-------- Text section
Speech recognition tools are already in widespread use among healthcare providers frustrated by the burdens of EHR data entry, and text-based NLP programs are starting to find applications in the clinical realm, as well.
NLP often starts with optical character recognition (OCR) technology that can turn static text, such as a PDF image of a lab report or a scan of a handwritten clinical note, into computable data.
Once the data is in a workable format, the algorithm parses the meaning of each element to complete a task such as translating into a different language, querying a database, summarizing information, or supplying a response to a conversation partner.
Natural language processing can be enhanced by applying deep learning techniques to understand concepts with multiple or unclear meanings, as are common in everyday speech and writing.
In the healthcare field, where acronyms and abbreviations are very common, accurately parsing through this “incomplete” data can be extremely challenging. Other data integrity and governance concerns, as well as the large volume of unstructured data, can also raise issues when attempting to employ NLP to extract meaning from big data.
Semantic computing is the study of understanding how different elements of data relate to one another and using these relationships to draw conclusions about the meaning, content, and structure of data sets. It is a key component of natural language processing that draws on elements of both computer science and linguistics.
“Semantic computing is a technology to compose information content (including software) based on meaning and vocabulary shared by people and computers and thereby to design and operate information systems (i.e., artificial computing systems),” wrote Lei Wang and Shiwen Yu from Peking University.
The researchers noted that the Google Translate service is heavily reliant on semantic computing to distinguish between similar meanings of words, especially between languages that may use one word or symbol for multiple concepts.
In 2009, the Institute for Semantic Computing used the following definition:
Currently in healthcare, however, the term is often used in relation to the concept of data lakes, or large and relatively unstructured collections of data sets that can be mixed and matched to generate new insights.
Semantic computing, or graph computing, allows healthcare organizations to ingest data once, in its native format, and then define schemas for the relationships between those data sets on the fly.
Instead of locking an organization’s data into an architecture that only allows the answer to one question, semantic data lakes can mix and match data again and again, uncovering new associations between seemingly unrelated information.
Natural language interfaces that leverage NLP techniques to query semantic databases, are becoming a popular way to interact with these freeform, malleable data sets.
----------------
# Work order 1
Translate this sentence from the text on natural language processing in healthcare into Spanish: "Natural language processing can be enhanced by applying deep learning techniques to understand concepts with multiple or unclear meanings, as are common in everyday speech and writing."
# Work order 2
In the text on natural language processing in healthcare, which university are Lei Wang and Shiwen Yu from?
-------- Recorded data
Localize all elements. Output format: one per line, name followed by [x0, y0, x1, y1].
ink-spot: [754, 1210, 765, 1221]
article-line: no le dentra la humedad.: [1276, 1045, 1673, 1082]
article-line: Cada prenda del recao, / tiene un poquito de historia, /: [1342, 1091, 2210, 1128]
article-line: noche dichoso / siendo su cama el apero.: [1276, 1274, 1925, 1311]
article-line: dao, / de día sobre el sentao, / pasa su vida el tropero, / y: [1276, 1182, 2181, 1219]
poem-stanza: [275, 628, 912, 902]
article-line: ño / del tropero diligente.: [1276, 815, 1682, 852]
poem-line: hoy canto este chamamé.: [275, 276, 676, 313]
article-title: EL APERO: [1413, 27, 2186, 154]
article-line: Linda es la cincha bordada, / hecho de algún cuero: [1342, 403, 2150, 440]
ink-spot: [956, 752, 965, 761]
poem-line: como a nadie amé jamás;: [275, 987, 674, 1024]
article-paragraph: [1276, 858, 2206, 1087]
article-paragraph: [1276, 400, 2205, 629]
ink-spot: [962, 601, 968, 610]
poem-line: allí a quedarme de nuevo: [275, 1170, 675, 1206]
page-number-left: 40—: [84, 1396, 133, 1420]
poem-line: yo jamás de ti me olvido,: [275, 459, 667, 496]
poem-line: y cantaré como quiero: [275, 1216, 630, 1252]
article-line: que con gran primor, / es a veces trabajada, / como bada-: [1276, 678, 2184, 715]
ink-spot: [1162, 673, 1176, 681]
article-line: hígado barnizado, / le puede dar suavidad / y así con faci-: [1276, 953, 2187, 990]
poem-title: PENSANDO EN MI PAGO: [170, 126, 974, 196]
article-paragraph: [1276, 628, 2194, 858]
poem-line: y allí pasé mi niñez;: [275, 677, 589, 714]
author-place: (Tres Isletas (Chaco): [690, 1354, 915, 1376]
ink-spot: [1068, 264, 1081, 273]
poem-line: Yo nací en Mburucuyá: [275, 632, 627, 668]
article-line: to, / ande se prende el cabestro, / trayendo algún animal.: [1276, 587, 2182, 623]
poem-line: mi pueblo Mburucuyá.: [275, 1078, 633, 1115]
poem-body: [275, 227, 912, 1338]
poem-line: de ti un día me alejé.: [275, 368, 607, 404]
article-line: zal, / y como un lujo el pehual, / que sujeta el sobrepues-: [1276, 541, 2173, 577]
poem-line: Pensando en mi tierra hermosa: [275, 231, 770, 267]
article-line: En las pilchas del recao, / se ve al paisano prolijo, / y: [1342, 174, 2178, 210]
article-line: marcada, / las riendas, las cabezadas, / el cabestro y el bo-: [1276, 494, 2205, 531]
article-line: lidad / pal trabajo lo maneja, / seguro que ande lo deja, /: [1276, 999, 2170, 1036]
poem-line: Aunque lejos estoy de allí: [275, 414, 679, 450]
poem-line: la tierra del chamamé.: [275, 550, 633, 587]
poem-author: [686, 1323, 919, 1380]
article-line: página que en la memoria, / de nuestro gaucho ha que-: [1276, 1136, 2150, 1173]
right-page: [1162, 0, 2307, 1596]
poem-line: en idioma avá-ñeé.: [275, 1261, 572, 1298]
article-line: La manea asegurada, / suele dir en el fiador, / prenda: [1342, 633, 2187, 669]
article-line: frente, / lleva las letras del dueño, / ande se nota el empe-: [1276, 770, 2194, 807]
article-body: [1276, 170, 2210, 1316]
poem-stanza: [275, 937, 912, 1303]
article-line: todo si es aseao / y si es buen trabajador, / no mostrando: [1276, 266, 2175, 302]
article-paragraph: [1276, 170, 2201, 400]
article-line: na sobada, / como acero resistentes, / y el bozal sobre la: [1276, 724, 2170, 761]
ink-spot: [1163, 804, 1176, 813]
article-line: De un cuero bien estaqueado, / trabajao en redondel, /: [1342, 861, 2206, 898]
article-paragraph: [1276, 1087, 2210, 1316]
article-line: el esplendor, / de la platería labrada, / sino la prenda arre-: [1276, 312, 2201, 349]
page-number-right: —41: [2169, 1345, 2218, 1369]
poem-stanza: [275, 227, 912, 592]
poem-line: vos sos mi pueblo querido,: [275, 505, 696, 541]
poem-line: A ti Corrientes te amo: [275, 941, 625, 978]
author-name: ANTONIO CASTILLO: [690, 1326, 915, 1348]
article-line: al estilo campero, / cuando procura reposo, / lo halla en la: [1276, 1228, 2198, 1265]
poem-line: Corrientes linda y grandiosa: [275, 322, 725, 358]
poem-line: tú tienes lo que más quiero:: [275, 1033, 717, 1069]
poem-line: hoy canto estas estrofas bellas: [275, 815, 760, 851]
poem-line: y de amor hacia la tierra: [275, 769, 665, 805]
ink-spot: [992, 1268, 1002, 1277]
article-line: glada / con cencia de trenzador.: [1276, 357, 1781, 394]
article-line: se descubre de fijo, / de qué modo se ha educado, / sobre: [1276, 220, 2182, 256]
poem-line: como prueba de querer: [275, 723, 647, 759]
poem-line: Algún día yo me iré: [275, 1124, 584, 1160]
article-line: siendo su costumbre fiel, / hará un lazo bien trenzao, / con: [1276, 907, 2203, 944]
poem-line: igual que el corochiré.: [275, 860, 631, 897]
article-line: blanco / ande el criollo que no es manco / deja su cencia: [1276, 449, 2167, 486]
----------------
# Your solution 1
El procesamiento del lenguaje natural puede mejorarse aplicando técnicas de aprendizaje profundo para comprender conceptos con significados múltiples o poco claros, como los que son comunes en el habla y la escritura cotidianas.

# Your solution 2
Peking University.